## Set exercise
Copy each line exactly. Leave nothing out.

## Supplied data
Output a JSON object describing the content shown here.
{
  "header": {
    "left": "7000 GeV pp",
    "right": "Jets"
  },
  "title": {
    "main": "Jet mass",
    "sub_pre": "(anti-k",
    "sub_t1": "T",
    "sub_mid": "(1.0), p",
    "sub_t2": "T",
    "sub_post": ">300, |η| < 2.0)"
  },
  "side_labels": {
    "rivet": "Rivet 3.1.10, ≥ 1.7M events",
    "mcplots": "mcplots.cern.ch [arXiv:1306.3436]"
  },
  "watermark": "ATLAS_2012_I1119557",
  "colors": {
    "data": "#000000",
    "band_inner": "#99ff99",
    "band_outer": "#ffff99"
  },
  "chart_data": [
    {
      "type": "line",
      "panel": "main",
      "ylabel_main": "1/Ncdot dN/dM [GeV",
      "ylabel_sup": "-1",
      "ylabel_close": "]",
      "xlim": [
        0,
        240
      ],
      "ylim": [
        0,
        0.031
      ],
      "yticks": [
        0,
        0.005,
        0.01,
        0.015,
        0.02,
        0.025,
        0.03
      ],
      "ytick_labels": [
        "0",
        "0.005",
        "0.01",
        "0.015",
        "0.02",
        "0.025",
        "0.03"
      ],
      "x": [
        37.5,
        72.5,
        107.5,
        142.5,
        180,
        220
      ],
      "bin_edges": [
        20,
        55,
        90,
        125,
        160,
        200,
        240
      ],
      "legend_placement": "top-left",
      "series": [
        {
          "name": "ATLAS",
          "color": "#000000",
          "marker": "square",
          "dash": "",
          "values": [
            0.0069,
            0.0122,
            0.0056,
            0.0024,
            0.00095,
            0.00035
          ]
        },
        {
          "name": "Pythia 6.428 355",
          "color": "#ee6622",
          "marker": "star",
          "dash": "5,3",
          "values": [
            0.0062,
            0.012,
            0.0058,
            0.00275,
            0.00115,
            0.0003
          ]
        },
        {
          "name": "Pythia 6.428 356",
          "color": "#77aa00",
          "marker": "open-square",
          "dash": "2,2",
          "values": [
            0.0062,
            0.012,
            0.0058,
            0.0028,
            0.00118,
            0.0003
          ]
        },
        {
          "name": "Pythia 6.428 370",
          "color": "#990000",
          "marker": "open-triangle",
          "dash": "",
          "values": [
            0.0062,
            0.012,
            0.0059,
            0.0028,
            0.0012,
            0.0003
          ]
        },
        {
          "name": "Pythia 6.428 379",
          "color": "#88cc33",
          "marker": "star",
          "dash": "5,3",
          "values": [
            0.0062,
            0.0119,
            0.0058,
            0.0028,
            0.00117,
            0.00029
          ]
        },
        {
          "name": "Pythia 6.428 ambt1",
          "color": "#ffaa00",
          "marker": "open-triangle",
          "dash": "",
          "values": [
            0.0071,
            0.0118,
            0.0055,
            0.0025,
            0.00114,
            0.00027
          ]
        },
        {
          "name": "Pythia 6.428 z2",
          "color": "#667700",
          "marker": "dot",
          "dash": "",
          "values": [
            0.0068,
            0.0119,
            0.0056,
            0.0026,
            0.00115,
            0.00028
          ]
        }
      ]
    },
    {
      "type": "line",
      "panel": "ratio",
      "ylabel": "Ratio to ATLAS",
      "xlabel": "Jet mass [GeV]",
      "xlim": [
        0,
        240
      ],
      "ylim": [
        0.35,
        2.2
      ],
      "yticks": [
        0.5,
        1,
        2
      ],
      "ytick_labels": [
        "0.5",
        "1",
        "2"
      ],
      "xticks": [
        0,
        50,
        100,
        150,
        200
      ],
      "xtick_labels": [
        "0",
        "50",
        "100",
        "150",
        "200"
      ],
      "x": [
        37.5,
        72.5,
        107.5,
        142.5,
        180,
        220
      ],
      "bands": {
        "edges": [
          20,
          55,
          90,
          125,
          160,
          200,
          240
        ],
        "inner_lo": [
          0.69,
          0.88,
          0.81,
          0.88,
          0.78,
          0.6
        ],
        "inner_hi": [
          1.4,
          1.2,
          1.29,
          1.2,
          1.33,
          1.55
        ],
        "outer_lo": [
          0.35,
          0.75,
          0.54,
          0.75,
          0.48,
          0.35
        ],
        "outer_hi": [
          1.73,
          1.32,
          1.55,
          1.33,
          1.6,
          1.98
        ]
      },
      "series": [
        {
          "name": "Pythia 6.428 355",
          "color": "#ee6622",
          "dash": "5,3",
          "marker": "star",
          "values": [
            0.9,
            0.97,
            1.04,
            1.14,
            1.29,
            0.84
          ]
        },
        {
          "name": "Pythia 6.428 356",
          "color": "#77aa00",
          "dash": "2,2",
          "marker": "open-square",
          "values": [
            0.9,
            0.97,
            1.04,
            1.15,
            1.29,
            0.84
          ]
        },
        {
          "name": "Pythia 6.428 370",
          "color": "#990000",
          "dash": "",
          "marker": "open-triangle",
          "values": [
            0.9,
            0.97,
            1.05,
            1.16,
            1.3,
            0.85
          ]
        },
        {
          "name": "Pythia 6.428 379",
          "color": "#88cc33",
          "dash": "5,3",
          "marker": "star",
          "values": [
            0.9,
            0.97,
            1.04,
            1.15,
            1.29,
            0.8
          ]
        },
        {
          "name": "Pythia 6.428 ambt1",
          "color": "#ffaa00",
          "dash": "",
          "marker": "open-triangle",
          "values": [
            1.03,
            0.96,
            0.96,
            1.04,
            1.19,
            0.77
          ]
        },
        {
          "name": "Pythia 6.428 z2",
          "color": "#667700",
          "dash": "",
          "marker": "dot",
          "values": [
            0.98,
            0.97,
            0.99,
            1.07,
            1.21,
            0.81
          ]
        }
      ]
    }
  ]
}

## Answer to the problem
Output a JSON object describing the content shown here.
{
  "header": {
    "left": "7000 GeV pp",
    "right": "Jets"
  },
  "title": {
    "main": "Jet mass",
    "sub_pre": "(anti-k",
    "sub_t1": "T",
    "sub_mid": "(1.0), p",
    "sub_t2": "T",
    "sub_post": ">300, |η| < 2.0)"
  },
  "side_labels": {
    "rivet": "Rivet 3.1.10, ≥ 1.7M events",
    "mcplots": "mcplots.cern.ch [arXiv:1306.3436]"
  },
  "watermark": "ATLAS_2012_I1119557",
  "colors": {
    "data": "#000000",
    "band_inner": "#99ff99",
    "band_outer": "#ffff99"
  },
  "chart_data": [
    {
      "type": "line",
      "panel": "main",
      "ylabel_main": "1/Ncdot dN/dM [GeV",
      "ylabel_sup": "-1",
      "ylabel_close": "]",
      "xlim": [
        0,
        240
      ],
      "ylim": [
        0,
        0.031
      ],
      "yticks": [
        0,
        0.005,
        0.01,
        0.015,
        0.02,
        0.025,
        0.03
      ],
      "ytick_labels": [
        "0",
        "0.005",
        "0.01",
        "0.015",
        "0.02",
        "0.025",
        "0.03"
      ],
      "x": [
        37.5,
        72.5,
        107.5,
        142.5,
        180,
        220
      ],
      "bin_edges": [
        20,
        55,
        90,
        125,
        160,
        200,
        240
      ],
      "legend_placement": "top-left",
      "series": [
        {
          "name": "ATLAS",
          "color": "#000000",
          "marker": "square",
          "dash": "",
          "values": [
            0.0069,
            0.0122,
            0.0056,
            0.0024,
            0.00095,
            0.00035
          ]
        },
        {
          "name": "Pythia 6.428 355",
          "color": "#ee6622",
          "marker": "star",
          "dash": "5,3",
          "values": [
            0.0062,
            0.012,
            0.0058,
            0.00275,
            0.00115,
            0.0003
          ]
        },
        {
          "name": "Pythia 6.428 356",
          "color": "#77aa00",
          "marker": "open-square",
          "dash": "2,2",
          "values": [
            0.0062,
            0.012,
            0.0058,
            0.0028,
            0.00118,
            0.0003
          ]
        },
        {
          "name": "Pythia 6.428 370",
          "color": "#990000",
          "marker": "open-triangle",
          "dash": "",
          "values": [
            0.0062,
            0.012,
            0.0059,
            0.0028,
            0.0012,
            0.0003
          ]
        },
        {
          "name": "Pythia 6.428 379",
          "color": "#88cc33",
          "marker": "star",
          "dash": "5,3",
          "values": [
            0.0062,
            0.0119,
            0.0058,
            0.0028,
            0.00117,
            0.00029
          ]
        },
        {
          "name": "Pythia 6.428 ambt1",
          "color": "#ffaa00",
          "marker": "open-triangle",
          "dash": "",
          "values": [
            0.0071,
            0.0118,
            0.0055,
            0.0025,
            0.00114,
            0.00027
          ]
        },
        {
          "name": "Pythia 6.428 z2",
          "color": "#667700",
          "marker": "dot",
          "dash": "",
          "values": [
            0.0068,
            0.0119,
            0.0056,
            0.0026,
            0.00115,
            0.00028
          ]
        }
      ]
    },
    {
      "type": "line",
      "panel": "ratio",
      "ylabel": "Ratio to ATLAS",
      "xlabel": "Jet mass [GeV]",
      "xlim": [
        0,
        240
      ],
      "ylim": [
        0.35,
        2.2
      ],
      "yticks": [
        0.5,
        1,
        2
      ],
      "ytick_labels": [
        "0.5",
        "1",
        "2"
      ],
      "xticks": [
        0,
        50,
        100,
        150,
        200
      ],
      "xtick_labels": [
        "0",
        "50",
        "100",
        "150",
        "200"
      ],
      "x": [
        37.5,
        72.5,
        107.5,
        142.5,
        180,
        220
      ],
      "bands": {
        "edges": [
          20,
          55,
          90,
          125,
          160,
          200,
          240
        ],
        "inner_lo": [
          0.69,
          0.88,
          0.81,
          0.88,
          0.78,
          0.6
        ],
        "inner_hi": [
          1.4,
          1.2,
          1.29,
          1.2,
          1.33,
          1.55
        ],
        "outer_lo": [
          0.35,
          0.75,
          0.54,
          0.75,
          0.48,
          0.35
        ],
        "outer_hi": [
          1.73,
          1.32,
          1.55,
          1.33,
          1.6,
          1.98
        ]
      },
      "series": [
        {
          "name": "Pythia 6.428 355",
          "color": "#ee6622",
          "dash": "5,3",
          "marker": "star",
          "values": [
            0.9,
            0.97,
            1.04,
            1.14,
            1.29,
            0.84
          ]
        },
        {
          "name": "Pythia 6.428 356",
          "color": "#77aa00",
          "dash": "2,2",
          "marker": "open-square",
          "values": [
            0.9,
            0.97,
            1.04,
            1.15,
            1.29,
            0.84
          ]
        },
        {
          "name": "Pythia 6.428 370",
          "color": "#990000",
          "dash": "",
          "marker": "open-triangle",
          "values": [
            0.9,
            0.97,
            1.05,
            1.16,
            1.3,
            0.85
          ]
        },
        {
          "name": "Pythia 6.428 379",
          "color": "#88cc33",
          "dash": "5,3",
          "marker": "star",
          "values": [
            0.9,
            0.97,
            1.04,
            1.15,
            1.29,
            0.8
          ]
        },
        {
          "name": "Pythia 6.428 ambt1",
          "color": "#ffaa00",
          "dash": "",
          "marker": "open-triangle",
          "values": [
            1.03,
            0.96,
            0.96,
            1.04,
            1.19,
            0.77
          ]
        },
        {
          "name": "Pythia 6.428 z2",
          "color": "#667700",
          "dash": "",
          "marker": "dot",
          "values": [
            0.98,
            0.97,
            0.99,
            1.07,
            1.21,
            0.81
          ]
        }
      ]
    }
  ]
}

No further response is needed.